Element box records:
* START *

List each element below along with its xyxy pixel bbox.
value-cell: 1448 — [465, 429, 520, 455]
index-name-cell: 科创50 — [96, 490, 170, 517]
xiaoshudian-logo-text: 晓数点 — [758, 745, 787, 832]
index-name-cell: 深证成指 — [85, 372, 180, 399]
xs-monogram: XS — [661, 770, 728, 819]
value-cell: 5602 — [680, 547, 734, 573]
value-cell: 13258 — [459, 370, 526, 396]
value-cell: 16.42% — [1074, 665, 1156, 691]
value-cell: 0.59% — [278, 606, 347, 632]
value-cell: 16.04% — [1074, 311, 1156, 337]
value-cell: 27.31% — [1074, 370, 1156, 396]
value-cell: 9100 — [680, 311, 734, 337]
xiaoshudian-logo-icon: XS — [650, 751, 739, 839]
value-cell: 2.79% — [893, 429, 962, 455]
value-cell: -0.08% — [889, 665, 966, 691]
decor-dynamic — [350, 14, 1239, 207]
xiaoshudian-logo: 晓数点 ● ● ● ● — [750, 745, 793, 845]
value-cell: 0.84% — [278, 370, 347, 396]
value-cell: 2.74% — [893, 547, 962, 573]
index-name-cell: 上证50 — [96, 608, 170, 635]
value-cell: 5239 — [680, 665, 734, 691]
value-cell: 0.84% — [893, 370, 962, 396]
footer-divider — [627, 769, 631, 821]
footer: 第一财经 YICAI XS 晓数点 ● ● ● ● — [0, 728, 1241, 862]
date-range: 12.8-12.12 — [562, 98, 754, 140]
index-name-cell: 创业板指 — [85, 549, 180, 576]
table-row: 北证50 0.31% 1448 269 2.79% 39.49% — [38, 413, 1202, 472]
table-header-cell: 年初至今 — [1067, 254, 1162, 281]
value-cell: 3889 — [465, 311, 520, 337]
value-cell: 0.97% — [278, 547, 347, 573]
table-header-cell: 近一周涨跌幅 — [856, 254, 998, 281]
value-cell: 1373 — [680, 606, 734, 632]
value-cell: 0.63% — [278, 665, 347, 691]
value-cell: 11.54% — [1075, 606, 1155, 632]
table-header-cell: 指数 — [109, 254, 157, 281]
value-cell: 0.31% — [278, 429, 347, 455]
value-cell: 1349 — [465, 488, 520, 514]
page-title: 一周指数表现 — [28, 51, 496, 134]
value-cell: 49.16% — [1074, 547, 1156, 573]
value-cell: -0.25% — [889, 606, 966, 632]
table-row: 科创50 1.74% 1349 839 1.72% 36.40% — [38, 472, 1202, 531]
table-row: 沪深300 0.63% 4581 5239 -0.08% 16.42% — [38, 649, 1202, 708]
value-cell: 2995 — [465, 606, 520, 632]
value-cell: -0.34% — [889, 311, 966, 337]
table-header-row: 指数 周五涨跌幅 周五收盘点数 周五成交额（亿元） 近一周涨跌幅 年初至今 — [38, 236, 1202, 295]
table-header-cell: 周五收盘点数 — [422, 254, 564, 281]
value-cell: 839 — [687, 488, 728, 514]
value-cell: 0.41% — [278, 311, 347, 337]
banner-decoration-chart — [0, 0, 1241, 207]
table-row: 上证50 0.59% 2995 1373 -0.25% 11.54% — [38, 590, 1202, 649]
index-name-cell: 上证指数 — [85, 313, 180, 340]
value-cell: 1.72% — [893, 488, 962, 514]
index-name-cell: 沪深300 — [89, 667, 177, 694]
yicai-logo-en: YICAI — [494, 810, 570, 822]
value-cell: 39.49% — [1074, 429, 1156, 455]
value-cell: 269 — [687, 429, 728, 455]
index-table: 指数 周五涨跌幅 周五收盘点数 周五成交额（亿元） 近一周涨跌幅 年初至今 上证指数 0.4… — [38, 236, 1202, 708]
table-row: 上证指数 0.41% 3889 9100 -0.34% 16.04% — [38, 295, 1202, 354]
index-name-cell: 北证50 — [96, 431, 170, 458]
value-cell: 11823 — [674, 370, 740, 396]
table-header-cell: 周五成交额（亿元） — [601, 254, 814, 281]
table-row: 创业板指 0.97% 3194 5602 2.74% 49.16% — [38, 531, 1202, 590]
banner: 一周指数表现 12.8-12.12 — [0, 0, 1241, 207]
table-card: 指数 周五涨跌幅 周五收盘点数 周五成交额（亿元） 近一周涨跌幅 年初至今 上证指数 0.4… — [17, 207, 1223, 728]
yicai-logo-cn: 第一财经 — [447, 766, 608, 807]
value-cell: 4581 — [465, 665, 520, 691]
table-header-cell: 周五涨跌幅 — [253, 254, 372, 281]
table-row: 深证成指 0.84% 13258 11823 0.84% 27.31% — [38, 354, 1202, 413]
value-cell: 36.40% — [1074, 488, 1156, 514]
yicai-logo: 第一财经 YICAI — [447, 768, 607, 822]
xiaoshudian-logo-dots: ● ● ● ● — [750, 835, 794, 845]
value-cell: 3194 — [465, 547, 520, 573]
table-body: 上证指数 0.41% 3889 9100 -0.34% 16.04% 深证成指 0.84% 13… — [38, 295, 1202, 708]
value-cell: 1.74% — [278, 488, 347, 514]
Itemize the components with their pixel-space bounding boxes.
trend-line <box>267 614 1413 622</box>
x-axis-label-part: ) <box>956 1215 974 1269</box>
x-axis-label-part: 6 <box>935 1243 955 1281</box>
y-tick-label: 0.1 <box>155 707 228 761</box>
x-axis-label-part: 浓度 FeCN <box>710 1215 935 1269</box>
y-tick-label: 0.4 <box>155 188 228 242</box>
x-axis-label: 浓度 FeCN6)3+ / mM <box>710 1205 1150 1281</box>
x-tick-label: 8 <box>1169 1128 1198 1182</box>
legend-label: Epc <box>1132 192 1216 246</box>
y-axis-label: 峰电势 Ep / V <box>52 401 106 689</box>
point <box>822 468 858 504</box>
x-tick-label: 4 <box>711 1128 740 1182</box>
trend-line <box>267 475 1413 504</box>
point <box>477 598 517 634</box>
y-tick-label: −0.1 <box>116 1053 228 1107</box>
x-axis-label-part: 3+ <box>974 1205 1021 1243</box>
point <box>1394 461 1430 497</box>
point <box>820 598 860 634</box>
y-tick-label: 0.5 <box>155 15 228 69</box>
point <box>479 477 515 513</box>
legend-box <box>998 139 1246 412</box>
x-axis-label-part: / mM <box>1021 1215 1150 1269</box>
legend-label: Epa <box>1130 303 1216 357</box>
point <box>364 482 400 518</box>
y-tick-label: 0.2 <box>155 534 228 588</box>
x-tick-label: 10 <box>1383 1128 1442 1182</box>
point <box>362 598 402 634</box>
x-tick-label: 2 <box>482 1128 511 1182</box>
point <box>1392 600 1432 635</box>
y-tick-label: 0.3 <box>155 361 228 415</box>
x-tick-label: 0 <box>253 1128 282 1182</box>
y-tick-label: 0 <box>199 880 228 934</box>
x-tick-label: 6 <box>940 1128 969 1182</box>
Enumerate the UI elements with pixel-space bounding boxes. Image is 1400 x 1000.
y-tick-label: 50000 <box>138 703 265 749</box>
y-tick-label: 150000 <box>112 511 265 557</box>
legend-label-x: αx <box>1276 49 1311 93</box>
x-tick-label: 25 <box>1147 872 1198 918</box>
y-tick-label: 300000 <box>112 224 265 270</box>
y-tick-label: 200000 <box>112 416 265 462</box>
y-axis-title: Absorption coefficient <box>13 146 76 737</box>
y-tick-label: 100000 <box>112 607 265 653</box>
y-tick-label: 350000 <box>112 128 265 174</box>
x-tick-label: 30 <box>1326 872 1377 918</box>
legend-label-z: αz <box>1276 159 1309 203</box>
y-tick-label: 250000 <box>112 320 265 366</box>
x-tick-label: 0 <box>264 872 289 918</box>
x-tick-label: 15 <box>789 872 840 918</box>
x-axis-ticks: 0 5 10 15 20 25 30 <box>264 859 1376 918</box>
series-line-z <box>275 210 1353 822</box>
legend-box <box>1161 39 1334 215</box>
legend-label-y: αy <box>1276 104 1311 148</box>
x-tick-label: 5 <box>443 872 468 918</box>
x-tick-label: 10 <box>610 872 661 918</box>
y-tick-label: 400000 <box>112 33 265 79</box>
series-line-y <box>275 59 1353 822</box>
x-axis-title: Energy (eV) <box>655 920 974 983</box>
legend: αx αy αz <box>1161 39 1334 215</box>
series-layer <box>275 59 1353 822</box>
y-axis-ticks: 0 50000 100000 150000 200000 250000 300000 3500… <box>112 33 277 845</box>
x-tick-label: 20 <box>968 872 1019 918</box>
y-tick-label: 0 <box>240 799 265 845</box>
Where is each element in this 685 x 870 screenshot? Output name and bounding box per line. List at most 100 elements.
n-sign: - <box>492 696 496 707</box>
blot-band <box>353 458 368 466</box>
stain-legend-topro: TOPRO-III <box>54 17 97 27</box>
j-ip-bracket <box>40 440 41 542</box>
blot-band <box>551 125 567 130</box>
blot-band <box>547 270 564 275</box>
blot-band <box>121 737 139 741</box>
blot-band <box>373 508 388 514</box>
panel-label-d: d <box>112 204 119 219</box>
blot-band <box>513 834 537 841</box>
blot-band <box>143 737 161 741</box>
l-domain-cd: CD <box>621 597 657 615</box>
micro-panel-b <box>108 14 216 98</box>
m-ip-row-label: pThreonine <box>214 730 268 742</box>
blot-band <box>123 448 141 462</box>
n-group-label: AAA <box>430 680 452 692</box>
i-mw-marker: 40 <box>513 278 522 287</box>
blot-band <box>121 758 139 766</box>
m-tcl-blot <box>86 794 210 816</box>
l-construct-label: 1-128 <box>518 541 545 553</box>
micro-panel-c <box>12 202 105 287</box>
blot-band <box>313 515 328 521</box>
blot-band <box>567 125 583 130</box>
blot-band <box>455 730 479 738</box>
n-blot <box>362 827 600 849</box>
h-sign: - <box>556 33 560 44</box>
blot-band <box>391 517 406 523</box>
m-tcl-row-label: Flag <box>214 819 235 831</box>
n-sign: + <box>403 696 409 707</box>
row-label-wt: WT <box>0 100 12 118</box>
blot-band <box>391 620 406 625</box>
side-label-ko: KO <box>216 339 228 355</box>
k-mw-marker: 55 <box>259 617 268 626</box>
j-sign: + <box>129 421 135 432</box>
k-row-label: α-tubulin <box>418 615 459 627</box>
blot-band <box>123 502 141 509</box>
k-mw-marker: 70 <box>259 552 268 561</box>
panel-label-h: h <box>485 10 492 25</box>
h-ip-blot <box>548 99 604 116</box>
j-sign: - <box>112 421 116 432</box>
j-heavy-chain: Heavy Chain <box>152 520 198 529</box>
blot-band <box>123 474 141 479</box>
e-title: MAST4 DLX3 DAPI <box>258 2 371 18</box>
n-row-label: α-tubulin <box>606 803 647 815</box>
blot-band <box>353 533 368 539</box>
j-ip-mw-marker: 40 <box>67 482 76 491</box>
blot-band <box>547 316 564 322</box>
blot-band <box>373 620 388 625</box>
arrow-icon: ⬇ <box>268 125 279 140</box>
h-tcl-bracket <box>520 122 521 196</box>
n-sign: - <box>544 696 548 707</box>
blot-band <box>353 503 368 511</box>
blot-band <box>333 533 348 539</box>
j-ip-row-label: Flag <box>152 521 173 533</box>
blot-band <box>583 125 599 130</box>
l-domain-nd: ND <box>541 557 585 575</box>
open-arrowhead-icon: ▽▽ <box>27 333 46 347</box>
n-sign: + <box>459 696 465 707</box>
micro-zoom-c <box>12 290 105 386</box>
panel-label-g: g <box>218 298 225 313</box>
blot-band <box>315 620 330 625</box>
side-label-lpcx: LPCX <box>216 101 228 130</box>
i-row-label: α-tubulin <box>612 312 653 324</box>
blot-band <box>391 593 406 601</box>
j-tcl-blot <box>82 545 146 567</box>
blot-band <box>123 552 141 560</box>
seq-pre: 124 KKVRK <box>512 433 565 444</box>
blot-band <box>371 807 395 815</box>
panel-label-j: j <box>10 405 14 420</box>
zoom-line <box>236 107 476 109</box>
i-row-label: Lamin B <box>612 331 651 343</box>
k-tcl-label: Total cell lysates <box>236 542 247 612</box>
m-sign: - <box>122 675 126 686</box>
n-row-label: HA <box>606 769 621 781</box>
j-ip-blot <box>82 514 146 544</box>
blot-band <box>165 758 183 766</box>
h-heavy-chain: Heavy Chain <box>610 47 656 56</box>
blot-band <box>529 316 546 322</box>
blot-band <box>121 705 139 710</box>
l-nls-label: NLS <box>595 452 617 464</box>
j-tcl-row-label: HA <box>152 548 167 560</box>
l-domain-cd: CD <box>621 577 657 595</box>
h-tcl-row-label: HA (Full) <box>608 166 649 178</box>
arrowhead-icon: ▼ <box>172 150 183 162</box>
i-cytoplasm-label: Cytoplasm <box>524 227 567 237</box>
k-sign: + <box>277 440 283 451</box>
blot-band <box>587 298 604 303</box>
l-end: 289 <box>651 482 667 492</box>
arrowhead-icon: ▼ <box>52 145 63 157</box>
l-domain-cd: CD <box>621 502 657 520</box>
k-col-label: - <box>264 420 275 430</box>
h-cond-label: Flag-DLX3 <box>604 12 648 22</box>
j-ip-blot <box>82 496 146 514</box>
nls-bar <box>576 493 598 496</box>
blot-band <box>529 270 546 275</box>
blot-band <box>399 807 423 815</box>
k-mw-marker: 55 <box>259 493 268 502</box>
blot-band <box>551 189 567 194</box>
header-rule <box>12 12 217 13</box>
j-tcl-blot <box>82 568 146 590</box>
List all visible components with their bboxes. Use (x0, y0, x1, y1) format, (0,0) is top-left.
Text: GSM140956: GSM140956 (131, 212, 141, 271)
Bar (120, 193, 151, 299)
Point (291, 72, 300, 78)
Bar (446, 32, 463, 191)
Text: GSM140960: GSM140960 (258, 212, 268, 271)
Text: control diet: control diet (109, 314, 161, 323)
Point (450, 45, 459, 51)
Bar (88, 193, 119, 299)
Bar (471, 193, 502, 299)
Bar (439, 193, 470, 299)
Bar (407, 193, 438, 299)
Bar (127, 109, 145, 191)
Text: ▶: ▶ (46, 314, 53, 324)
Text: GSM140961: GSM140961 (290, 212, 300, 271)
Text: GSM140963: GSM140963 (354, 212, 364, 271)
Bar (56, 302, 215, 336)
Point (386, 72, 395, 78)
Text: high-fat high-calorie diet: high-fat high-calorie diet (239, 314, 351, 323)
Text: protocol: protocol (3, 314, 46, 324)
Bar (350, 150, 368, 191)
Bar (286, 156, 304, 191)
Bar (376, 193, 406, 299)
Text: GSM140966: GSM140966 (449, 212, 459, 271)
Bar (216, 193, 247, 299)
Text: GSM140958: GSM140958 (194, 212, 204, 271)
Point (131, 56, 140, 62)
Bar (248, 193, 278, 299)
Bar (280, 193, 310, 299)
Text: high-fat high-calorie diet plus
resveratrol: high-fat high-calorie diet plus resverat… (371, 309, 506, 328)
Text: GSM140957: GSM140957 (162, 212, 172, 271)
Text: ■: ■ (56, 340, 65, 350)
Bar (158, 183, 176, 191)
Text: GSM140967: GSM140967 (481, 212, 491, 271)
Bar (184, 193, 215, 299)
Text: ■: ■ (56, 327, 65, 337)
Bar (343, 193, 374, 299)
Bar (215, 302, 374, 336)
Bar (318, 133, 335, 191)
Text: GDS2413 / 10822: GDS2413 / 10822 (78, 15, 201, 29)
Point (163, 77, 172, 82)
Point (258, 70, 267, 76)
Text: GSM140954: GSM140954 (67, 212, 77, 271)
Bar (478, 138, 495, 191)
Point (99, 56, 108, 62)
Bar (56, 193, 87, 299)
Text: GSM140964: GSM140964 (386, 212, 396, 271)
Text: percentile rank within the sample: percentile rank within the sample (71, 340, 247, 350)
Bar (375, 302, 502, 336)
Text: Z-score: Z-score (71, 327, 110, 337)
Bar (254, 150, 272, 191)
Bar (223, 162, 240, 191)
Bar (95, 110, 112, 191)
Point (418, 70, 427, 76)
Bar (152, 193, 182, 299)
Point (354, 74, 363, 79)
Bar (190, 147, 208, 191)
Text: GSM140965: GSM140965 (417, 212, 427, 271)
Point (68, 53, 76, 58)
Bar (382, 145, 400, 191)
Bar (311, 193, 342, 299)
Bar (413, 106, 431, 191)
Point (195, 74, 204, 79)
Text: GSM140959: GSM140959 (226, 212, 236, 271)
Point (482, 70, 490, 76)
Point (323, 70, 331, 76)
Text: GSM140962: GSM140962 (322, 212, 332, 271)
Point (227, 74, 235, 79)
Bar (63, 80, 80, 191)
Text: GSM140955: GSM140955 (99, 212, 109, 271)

* END *

» **EXERCISE PROMPT**:
Could you repeat the records word for word, from the start of the records through the line that contains "xiaoshudian-logo-icon: XS —", with both ends included?

» **CORRECT ANSWER**:
List each element below along with its xyxy pixel bbox.
value-cell: 1448 — [465, 429, 520, 455]
index-name-cell: 科创50 — [96, 490, 170, 517]
xiaoshudian-logo-text: 晓数点 — [758, 745, 787, 832]
index-name-cell: 深证成指 — [85, 372, 180, 399]
xs-monogram: XS — [661, 770, 728, 819]
value-cell: 5602 — [680, 547, 734, 573]
value-cell: 13258 — [459, 370, 526, 396]
value-cell: 16.42% — [1074, 665, 1156, 691]
value-cell: 0.59% — [278, 606, 347, 632]
value-cell: 16.04% — [1074, 311, 1156, 337]
value-cell: 27.31% — [1074, 370, 1156, 396]
value-cell: 9100 — [680, 311, 734, 337]
xiaoshudian-logo-icon: XS — [650, 751, 739, 839]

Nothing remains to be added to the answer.